## TASK ITEM:
Find the word "active" in the listing, and copy out each line where it turns up.

## INPUT DATA:
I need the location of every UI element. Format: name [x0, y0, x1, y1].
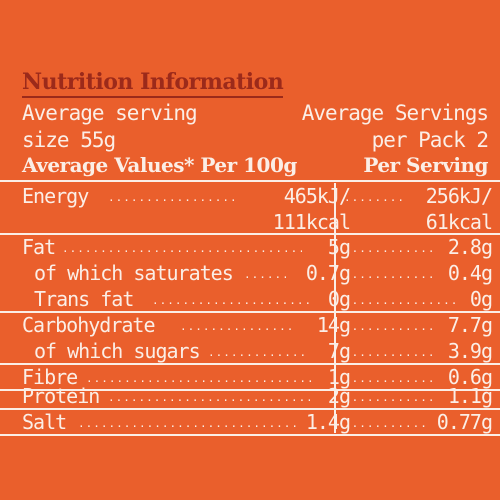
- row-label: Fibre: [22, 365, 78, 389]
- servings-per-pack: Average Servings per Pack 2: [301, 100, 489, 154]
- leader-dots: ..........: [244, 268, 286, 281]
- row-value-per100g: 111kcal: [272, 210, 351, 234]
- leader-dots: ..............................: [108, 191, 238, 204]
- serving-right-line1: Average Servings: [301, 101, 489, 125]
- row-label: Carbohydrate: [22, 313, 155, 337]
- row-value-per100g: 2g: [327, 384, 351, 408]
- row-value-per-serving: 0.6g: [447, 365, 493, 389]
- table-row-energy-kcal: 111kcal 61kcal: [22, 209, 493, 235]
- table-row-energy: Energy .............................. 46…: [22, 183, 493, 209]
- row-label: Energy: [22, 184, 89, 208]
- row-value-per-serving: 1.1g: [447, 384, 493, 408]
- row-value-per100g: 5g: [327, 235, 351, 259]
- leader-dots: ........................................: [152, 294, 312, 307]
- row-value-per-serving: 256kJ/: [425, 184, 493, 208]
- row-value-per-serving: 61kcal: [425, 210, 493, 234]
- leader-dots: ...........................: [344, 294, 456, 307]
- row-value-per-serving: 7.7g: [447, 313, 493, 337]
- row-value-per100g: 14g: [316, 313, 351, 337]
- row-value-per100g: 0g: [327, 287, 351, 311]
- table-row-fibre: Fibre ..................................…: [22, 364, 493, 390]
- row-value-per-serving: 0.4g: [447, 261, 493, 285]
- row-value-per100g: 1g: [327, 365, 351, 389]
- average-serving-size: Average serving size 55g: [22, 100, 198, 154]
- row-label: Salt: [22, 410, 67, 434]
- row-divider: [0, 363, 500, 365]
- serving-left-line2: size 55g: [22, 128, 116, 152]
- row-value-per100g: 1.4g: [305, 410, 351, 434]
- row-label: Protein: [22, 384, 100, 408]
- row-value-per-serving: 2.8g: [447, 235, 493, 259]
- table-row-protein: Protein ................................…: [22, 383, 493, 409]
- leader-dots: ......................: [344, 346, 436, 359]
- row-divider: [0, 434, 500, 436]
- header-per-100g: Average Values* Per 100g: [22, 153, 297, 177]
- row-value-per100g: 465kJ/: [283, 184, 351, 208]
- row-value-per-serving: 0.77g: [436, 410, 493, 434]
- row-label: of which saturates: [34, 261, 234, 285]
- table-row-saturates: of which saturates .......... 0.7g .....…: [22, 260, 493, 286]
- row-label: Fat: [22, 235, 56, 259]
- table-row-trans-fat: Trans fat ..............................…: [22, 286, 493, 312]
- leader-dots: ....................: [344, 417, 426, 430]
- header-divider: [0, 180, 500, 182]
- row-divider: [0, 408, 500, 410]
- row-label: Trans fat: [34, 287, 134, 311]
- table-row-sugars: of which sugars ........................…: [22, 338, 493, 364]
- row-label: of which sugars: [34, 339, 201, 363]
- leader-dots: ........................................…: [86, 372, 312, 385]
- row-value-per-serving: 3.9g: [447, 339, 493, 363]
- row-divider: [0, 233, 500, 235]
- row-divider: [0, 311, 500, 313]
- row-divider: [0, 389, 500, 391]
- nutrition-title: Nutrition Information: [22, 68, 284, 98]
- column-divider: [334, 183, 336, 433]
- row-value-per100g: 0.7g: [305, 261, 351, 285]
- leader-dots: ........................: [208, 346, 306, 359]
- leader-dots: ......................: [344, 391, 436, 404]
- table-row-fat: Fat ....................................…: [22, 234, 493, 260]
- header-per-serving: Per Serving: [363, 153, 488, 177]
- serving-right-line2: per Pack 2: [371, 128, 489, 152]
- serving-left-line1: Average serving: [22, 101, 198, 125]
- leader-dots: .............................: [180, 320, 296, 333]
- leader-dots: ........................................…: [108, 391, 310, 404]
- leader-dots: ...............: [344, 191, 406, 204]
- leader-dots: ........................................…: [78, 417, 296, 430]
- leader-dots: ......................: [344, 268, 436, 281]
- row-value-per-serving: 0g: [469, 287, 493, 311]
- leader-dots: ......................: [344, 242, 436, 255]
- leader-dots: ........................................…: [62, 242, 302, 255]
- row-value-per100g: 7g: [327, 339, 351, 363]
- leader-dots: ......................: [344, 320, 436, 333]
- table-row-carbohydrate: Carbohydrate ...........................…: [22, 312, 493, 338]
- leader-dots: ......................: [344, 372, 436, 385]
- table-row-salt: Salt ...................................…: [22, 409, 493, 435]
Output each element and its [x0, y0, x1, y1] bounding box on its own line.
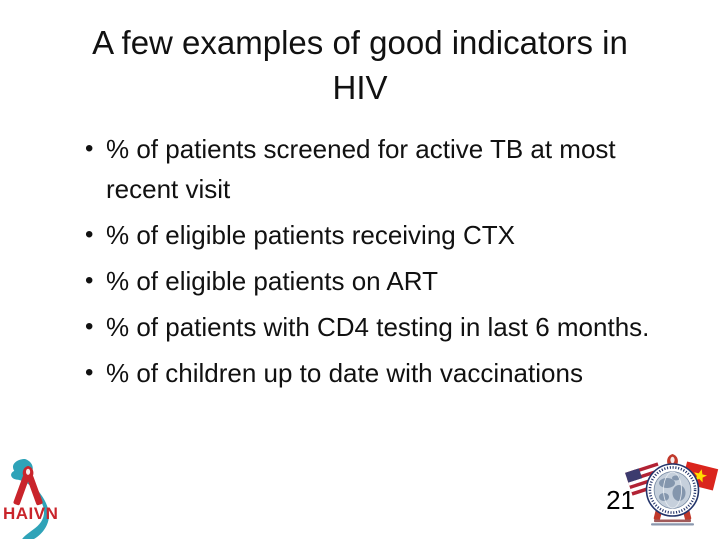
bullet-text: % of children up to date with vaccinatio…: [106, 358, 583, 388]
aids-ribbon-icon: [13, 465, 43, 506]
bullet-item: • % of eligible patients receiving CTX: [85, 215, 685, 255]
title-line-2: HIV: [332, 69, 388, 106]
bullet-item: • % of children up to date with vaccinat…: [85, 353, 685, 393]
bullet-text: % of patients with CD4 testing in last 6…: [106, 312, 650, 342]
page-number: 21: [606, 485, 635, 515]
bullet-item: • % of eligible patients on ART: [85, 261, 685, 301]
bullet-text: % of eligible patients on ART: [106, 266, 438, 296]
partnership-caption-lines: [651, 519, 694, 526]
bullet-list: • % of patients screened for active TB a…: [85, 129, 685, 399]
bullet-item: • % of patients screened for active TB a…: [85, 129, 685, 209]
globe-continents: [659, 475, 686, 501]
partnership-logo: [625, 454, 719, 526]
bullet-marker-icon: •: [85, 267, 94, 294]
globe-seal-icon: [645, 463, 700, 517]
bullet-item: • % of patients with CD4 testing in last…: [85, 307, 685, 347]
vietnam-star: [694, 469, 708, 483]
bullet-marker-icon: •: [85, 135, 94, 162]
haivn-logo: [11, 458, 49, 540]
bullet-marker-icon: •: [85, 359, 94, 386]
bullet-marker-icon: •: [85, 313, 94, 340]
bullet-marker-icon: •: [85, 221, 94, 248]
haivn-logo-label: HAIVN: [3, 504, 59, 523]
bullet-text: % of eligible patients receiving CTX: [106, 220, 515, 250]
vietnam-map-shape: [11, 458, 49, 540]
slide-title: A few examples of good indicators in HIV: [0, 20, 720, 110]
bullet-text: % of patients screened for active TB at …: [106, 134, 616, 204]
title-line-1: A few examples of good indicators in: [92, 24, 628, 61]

## RESULT:
bullet-list: • % of patients screened for active TB a…: [85, 129, 685, 399]
bullet-item: • % of patients screened for active TB a…: [85, 129, 685, 209]
bullet-text: % of patients screened for active TB at …: [106, 134, 616, 204]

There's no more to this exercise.